»»
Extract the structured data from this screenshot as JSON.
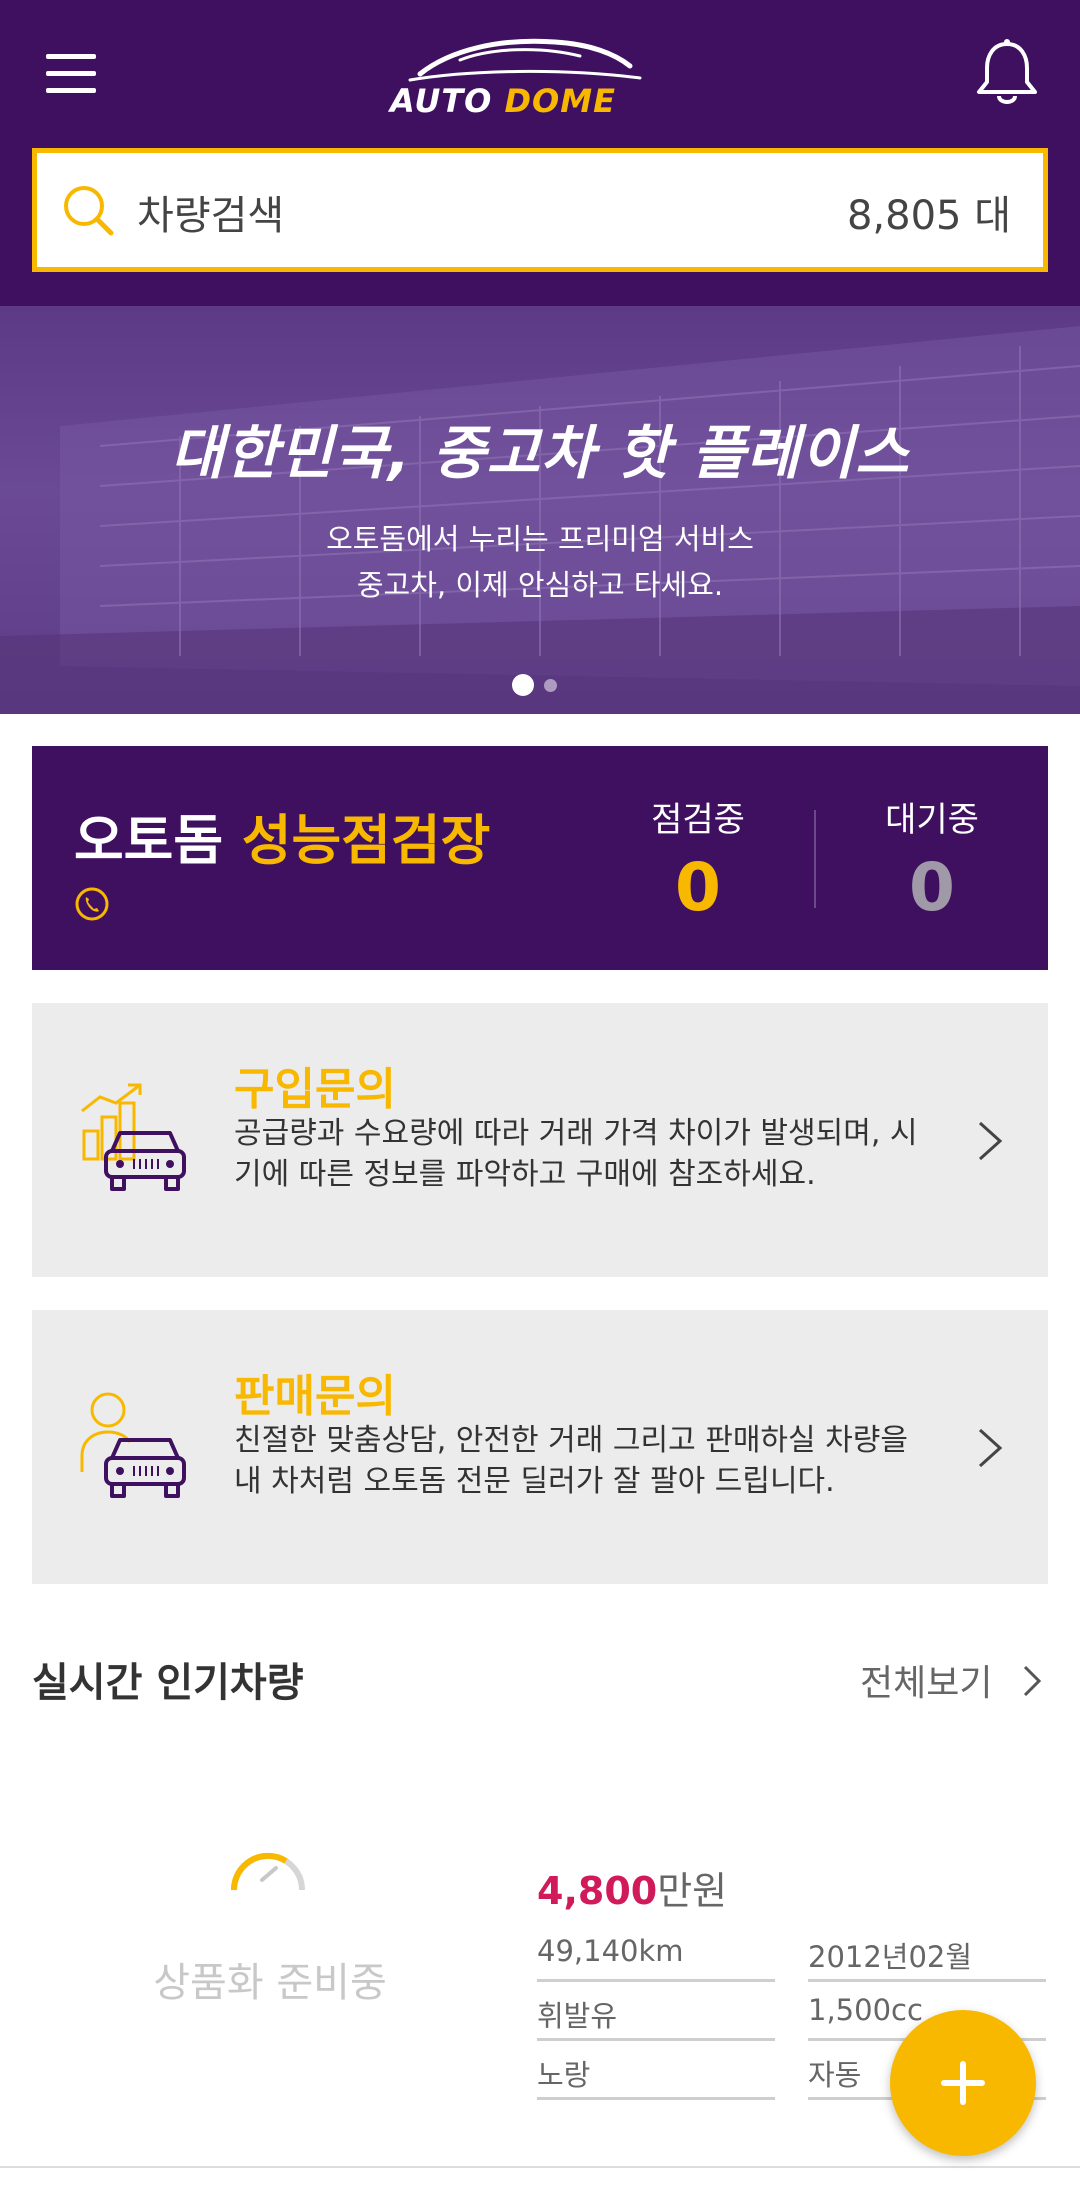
{
  "header": {
    "logo_part1": "AUTO",
    "logo_part2": "DOME",
    "menu_icon": "hamburger-menu-icon",
    "bell_icon": "bell-icon"
  },
  "search": {
    "label": "차량검색",
    "count": "8,805 대",
    "icon": "search-icon"
  },
  "banner": {
    "title": "대한민국, 중고차 핫 플레이스",
    "subtitle_line1": "오토돔에서 누리는 프리미엄 서비스",
    "subtitle_line2": "중고차, 이제 안심하고 타세요.",
    "slide_index": 1,
    "slide_count": 2
  },
  "inspection": {
    "title_prefix": "오토돔",
    "title_accent": "성능점검장",
    "phone_icon": "phone-icon",
    "stats": [
      {
        "label": "점검중",
        "value": "0"
      },
      {
        "label": "대기중",
        "value": "0"
      }
    ]
  },
  "inquiries": [
    {
      "title": "구입문의",
      "description": "공급량과 수요량에 따라 거래 가격 차이가 발생되며, 시기에 따른 정보를 파악하고 구매에 참조하세요.",
      "icon": "chart-car-icon"
    },
    {
      "title": "판매문의",
      "description": "친절한 맞춤상담, 안전한 거래 그리고 판매하실 차량을 내 차처럼 오토돔 전문 딜러가 잘 팔아 드립니다.",
      "icon": "person-car-icon"
    }
  ],
  "popular": {
    "title": "실시간 인기차량",
    "view_all": "전체보기",
    "car": {
      "preparing_text": "상품화 준비중",
      "price_number": "4,800",
      "price_unit": "만원",
      "mileage": "49,140km",
      "registration": "2012년02월",
      "fuel": "휘발유",
      "displacement": "1,500cc",
      "color": "노랑",
      "transmission": "자동"
    }
  },
  "fab": {
    "icon": "plus-icon"
  },
  "colors": {
    "brand_purple": "#3f1060",
    "accent_yellow": "#f9b800",
    "price_red": "#d01a5a"
  }
}
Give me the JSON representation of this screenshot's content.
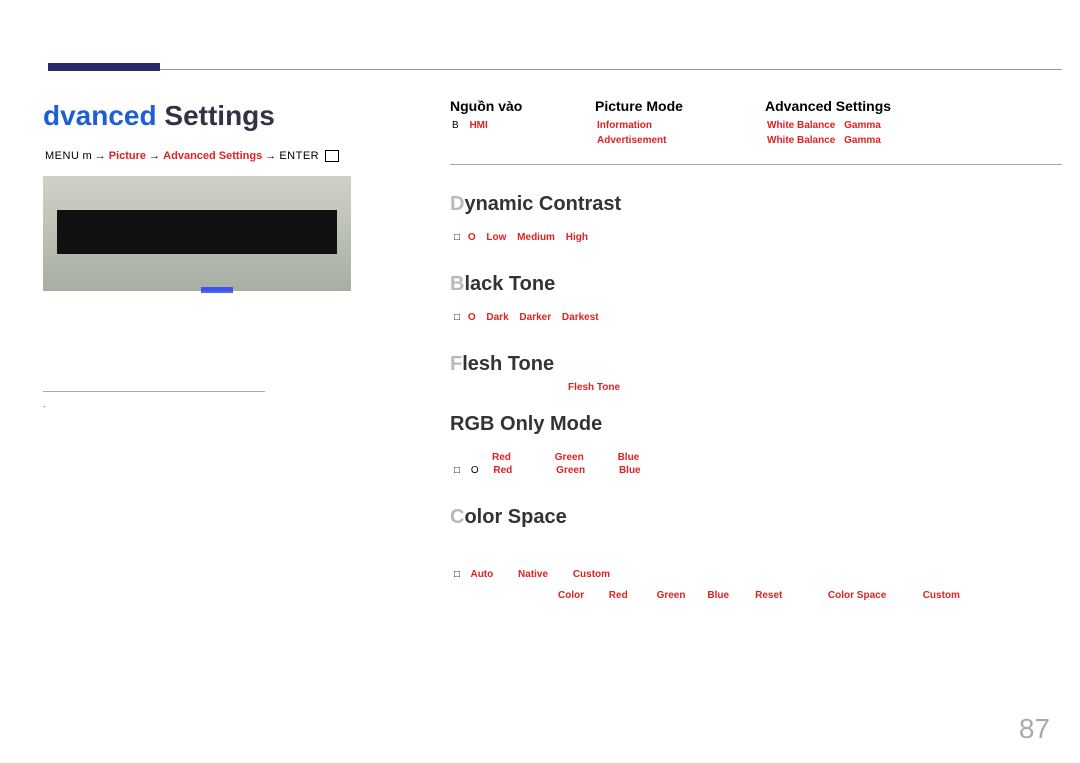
{
  "page_number": "87",
  "left": {
    "title_blue": "dvanced ",
    "title_dark": "Settings",
    "menu_prefix": "MENU",
    "menu_m": "m",
    "menu_arrow": " → ",
    "bc_picture": "Picture",
    "bc_adv": "Advanced Settings",
    "bc_enter": "ENTER"
  },
  "table": {
    "h1": "Nguồn vào",
    "h2": "Picture Mode",
    "h3": "Advanced Settings",
    "r1c1_b": "B",
    "r1c1_hmi": "HMI",
    "r1c2": "Information",
    "r1c3a": "White Balance",
    "r1c3b": "Gamma",
    "r2c2": "Advertisement",
    "r2c3a": "White Balance",
    "r2c3b": "Gamma"
  },
  "sections": {
    "dyn_lead": "D",
    "dyn_rest": "ynamic Contrast",
    "dyn_opts": [
      "Low",
      "Medium",
      "High"
    ],
    "black_lead": "B",
    "black_rest": "lack Tone",
    "black_opts": [
      "Dark",
      "Darker",
      "Darkest"
    ],
    "flesh_lead": "F",
    "flesh_rest": "lesh Tone",
    "flesh_center": "Flesh Tone",
    "rgb_lead": "RGB O",
    "rgb_rest": "nly Mode",
    "rgb_l1": [
      "Red",
      "Green",
      "Blue"
    ],
    "rgb_l2": [
      "Red",
      "Green",
      "Blue"
    ],
    "cs_lead": "C",
    "cs_rest": "olor Space",
    "cs_l1": [
      "Auto",
      "Native",
      "Custom"
    ],
    "cs_l2": [
      "Color",
      "Red",
      "Green",
      "Blue",
      "Reset",
      "Color Space",
      "Custom"
    ]
  },
  "misc": {
    "off_square": "□",
    "off_o": "O"
  }
}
««
Exercise prompt
Scan the entries above for the word "screenshot" and collect each line holding it.

Exercise answer
Extract the structured data from this screenshot as JSON.
Give me the JSON representation of this screenshot's content.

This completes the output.